== Provided records
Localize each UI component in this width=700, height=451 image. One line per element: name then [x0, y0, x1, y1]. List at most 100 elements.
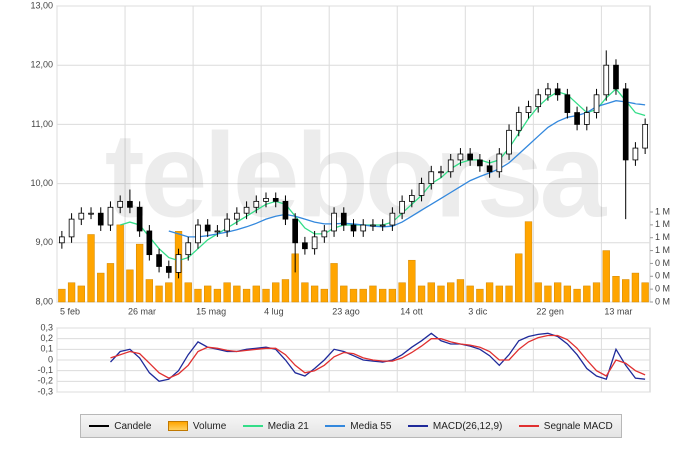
====
== Provided records
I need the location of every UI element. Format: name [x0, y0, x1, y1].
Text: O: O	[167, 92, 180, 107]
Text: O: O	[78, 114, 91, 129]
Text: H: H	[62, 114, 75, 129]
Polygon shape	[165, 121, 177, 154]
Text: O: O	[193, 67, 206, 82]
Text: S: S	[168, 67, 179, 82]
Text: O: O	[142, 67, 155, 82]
====
- Task -
Please copy out the entries word for word, starting at the line that contains "I need the location" and stopping after the line that contains "67, 155, 82]".

- Response for this exercise -
I need the location of every UI element. Format: name [x0, y0, x1, y1].
Text: O: O	[167, 92, 180, 107]
Text: O: O	[78, 114, 91, 129]
Text: H: H	[62, 114, 75, 129]
Polygon shape	[165, 121, 177, 154]
Text: O: O	[193, 67, 206, 82]
Text: S: S	[168, 67, 179, 82]
Text: O: O	[142, 67, 155, 82]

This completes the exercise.